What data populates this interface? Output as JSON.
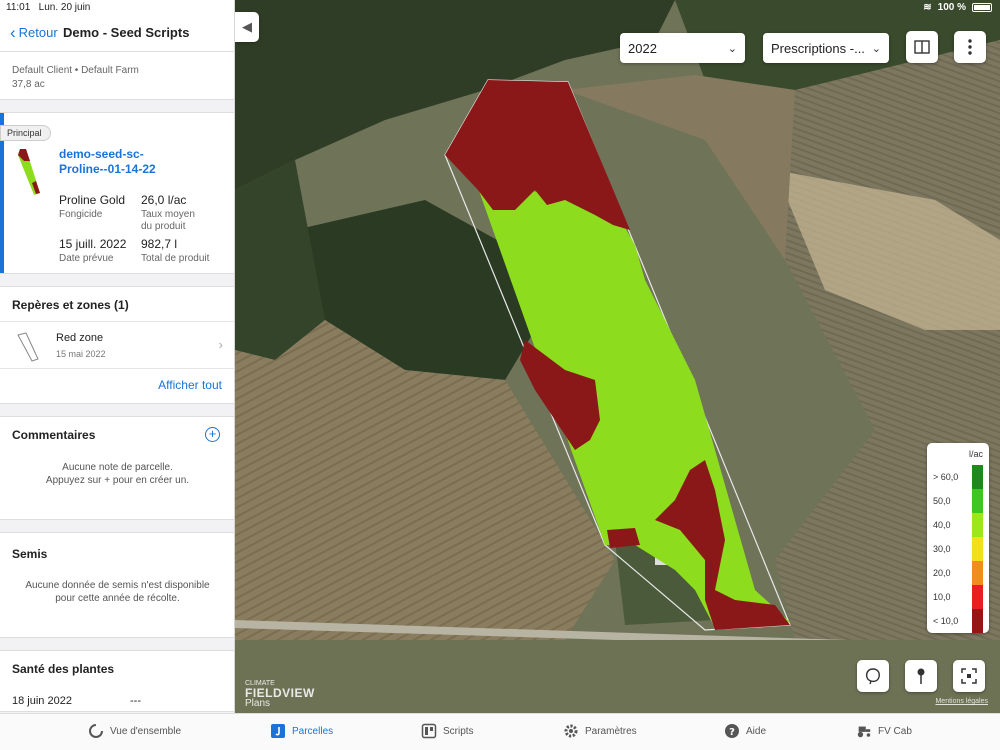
{
  "status": {
    "time": "11:01",
    "date": "Lun. 20 juin",
    "battery": "100 %"
  },
  "header": {
    "back_label": "Retour",
    "title": "Demo - Seed Scripts"
  },
  "farm": {
    "client_farm": "Default Client • Default Farm",
    "area": "37,8 ac"
  },
  "prescription": {
    "tag": "Principal",
    "name_line1": "demo-seed-sc-",
    "name_line2": "Proline--01-14-22",
    "product": "Proline Gold",
    "product_type": "Fongicide",
    "rate": "26,0 l/ac",
    "rate_label_1": "Taux moyen",
    "rate_label_2": "du produit",
    "date": "15 juill. 2022",
    "date_label": "Date prévue",
    "total": "982,7 l",
    "total_label": "Total de produit"
  },
  "zones": {
    "title": "Repères et zones (1)",
    "items": [
      {
        "name": "Red zone",
        "date": "15 mai 2022"
      }
    ],
    "show_all": "Afficher tout"
  },
  "comments": {
    "title": "Commentaires",
    "empty_line1": "Aucune note de parcelle.",
    "empty_line2": "Appuyez sur + pour en créer un."
  },
  "semis": {
    "title": "Semis",
    "empty_line1": "Aucune donnée de semis n'est disponible",
    "empty_line2": "pour cette année de récolte."
  },
  "sante": {
    "title": "Santé des plantes",
    "date": "18 juin 2022",
    "value": "---"
  },
  "map": {
    "year": "2022",
    "layer": "Prescriptions -...",
    "legend": {
      "unit": "l/ac",
      "items": [
        {
          "label": "> 60,0",
          "color": "#1e8a1e"
        },
        {
          "label": "50,0",
          "color": "#3cc81e"
        },
        {
          "label": "40,0",
          "color": "#9be61e"
        },
        {
          "label": "30,0",
          "color": "#f2e01e"
        },
        {
          "label": "20,0",
          "color": "#f28c1e"
        },
        {
          "label": "10,0",
          "color": "#e62020"
        },
        {
          "label": "< 10,0",
          "color": "#9b1414"
        }
      ]
    },
    "brand_small": "CLIMATE",
    "brand_big": "FIELDVIEW",
    "plans": "Plans",
    "legal": "Mentions légales"
  },
  "nav": {
    "items": [
      {
        "label": "Vue d'ensemble",
        "icon": "overview-icon"
      },
      {
        "label": "Parcelles",
        "icon": "fields-icon"
      },
      {
        "label": "Scripts",
        "icon": "scripts-icon"
      },
      {
        "label": "Paramètres",
        "icon": "gear-icon"
      },
      {
        "label": "Aide",
        "icon": "help-icon"
      },
      {
        "label": "FV Cab",
        "icon": "tractor-icon"
      }
    ]
  }
}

=-=-=

▶ _TASK GOAL_: Report every line in the data above in which the word "produit" appears.

▶ _SOLUTION FOR THIS TASK_:
    "rate_label_2": "du produit",
    "total_label": "Total de produit"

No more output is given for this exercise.